#### [Using the information]
**1.** List every entry in the Model column of the cost table in the Aider review.
**2.** Please retype everything in the Aider review from "You can then" down to "implements them step-by-step.".

#### [Given passage]
◆ ◆ ◆

You can then review the changes:
> /diff
Or undo the last change:
> /undo
Multi-file editing is where Aider really shines. You can add files to the conversation with /add, and Aider understands how they relate to each other. It can refactor across files, update imports, and maintain consistency.
The "architect" mode is particularly powerful for complex tasks — Aider first plans the changes, then implements them step-by-step.
Honest Pros & Cons
| Pros | Cons |
|---|---|
| Completely free and open source | Terminal-only — no GUI |
| Excellent git integration (auto-commits) | Requires your own API key (cost varies) |
| Works with any editor — truly agnostic | Learning curve for commands and flags |
| Supports 20+ AI models and providers | Can be token-hungry on large codebases |
| Transparent — you can read all the source code | No inline autocomplete (it's a chat tool, not a completion tool) |
| Very active development and community | Initial repo-map scan can be slow on huge projects |
| Lightweight — doesn't take over your editor | Not beginner-friendly if you're new to the terminal |
Cost Analysis
Aider itself is free. You pay for the AI model you use:
| Model | Typical Cost | Best For |
|---|---|---|
| Claude 3.5 Sonnet | ~$3-8/day active use | Best overall coding quality |
| GPT-4o | ~$2-6/day active use | Good balance of cost and capability |
| DeepSeek Chat | ~$0.10-0.50/day | Budget option, surprisingly capable |
| Ollama (local) | $0 (your hardware) | Free but requires beefy GPU |
What you actually need: For most developers, Claude 3.5 Sonnet or GPT-4o gives the best results. If you're cost-conscious, DeepSeek is remarkably good for the price. If you have a powerful GPU, running a local model via Ollama is completely free.

◆ ◆ ◆

#### [Page segmentation data]
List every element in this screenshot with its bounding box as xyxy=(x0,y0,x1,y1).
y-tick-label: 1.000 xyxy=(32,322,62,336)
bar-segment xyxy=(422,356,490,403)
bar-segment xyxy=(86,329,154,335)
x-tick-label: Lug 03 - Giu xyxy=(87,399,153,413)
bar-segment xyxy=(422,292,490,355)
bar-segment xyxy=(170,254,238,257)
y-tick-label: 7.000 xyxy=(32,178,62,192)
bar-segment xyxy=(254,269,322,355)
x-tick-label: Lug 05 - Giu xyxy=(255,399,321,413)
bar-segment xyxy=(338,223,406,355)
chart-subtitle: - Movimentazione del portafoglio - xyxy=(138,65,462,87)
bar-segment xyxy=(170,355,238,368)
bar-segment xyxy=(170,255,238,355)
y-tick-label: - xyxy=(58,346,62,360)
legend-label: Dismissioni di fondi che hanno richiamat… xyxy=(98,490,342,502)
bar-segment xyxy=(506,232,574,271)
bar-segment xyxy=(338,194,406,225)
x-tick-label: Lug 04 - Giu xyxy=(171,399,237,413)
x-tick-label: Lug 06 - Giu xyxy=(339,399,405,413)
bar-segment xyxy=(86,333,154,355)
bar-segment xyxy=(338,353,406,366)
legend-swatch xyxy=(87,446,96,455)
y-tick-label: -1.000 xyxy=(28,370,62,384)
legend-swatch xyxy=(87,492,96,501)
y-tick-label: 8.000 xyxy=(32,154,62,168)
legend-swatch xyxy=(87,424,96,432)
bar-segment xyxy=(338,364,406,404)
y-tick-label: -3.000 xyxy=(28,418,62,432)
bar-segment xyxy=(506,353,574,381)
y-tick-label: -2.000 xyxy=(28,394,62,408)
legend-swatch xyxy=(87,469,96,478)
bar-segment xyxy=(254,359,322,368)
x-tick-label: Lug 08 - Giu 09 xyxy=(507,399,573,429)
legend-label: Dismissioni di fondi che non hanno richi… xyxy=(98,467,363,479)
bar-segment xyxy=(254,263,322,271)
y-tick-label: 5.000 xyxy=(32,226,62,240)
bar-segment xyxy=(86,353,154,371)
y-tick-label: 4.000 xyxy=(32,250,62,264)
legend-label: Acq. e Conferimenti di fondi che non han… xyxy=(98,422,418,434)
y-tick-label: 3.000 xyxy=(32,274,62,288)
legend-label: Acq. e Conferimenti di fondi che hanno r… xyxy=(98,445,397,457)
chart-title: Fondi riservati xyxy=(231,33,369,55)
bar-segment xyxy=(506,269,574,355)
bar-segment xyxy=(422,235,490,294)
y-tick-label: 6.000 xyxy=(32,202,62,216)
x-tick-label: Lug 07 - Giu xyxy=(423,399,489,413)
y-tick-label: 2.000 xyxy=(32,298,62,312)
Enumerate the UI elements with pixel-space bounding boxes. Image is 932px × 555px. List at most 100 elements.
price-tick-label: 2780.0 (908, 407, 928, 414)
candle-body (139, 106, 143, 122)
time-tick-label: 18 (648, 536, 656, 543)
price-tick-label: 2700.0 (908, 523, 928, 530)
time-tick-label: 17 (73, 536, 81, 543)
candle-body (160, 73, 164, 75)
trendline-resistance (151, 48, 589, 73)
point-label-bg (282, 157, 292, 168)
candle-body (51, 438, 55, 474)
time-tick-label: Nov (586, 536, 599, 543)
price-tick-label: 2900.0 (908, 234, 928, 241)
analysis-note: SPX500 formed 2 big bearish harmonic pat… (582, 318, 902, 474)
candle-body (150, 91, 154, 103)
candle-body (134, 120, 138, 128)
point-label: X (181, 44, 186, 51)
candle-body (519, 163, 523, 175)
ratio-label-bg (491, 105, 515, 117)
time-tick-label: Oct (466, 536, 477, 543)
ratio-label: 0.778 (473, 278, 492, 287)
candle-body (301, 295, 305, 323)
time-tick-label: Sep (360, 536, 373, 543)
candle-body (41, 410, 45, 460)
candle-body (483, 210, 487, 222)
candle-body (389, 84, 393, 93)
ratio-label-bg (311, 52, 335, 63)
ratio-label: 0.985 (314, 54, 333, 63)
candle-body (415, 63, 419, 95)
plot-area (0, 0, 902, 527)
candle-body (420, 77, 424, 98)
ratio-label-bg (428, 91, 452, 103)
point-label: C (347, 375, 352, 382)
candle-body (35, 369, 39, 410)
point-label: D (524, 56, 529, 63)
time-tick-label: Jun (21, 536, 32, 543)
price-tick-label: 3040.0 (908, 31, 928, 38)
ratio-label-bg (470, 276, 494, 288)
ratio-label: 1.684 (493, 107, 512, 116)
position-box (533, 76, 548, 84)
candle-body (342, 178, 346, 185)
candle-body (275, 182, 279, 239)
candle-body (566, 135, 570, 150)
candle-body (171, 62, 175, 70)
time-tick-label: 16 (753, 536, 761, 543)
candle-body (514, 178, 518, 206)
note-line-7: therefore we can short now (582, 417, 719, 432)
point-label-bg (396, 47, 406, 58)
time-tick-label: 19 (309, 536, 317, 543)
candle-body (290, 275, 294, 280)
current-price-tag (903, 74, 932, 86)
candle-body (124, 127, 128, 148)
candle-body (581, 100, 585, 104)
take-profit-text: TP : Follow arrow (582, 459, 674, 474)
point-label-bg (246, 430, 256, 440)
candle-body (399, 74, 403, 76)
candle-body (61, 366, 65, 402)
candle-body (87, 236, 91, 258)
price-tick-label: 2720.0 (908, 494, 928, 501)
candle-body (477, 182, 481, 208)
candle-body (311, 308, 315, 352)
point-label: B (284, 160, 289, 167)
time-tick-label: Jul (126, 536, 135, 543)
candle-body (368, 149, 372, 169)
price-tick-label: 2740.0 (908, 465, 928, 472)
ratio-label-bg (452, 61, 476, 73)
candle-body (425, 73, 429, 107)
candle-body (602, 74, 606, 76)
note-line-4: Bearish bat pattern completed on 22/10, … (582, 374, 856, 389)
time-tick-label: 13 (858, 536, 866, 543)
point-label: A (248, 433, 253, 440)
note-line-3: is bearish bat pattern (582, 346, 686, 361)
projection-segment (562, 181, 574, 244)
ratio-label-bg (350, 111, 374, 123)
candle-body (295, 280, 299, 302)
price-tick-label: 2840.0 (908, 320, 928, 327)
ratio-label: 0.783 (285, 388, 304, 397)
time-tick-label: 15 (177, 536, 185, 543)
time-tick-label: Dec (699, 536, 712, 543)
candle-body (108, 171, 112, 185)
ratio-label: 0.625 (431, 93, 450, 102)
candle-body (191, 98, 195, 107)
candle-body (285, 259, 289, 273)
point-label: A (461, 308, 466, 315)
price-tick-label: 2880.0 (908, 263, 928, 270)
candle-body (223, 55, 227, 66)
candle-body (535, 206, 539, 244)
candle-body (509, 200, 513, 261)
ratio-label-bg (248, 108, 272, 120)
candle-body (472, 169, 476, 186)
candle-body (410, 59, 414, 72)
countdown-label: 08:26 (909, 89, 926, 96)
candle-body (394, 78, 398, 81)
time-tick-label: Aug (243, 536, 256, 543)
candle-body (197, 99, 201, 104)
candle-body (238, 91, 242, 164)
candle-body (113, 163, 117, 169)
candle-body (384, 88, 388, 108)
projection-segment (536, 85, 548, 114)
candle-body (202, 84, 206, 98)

◆ ◆ ◆

#### [Exercise solutions]
**1.**
Claude 3.5 Sonnet
GPT-4o
DeepSeek Chat
Ollama (local)

**2.**
You can then review the changes:
> /diff
Or undo the last change:
> /undo
Multi-file editing is where Aider really shines. You can add files to the conversation with /add, and Aider understands how they relate to each other. It can refactor across files, update imports, and maintain consistency.
The "architect" mode is particularly powerful for complex tasks — Aider first plans the changes, then implements them step-by-step.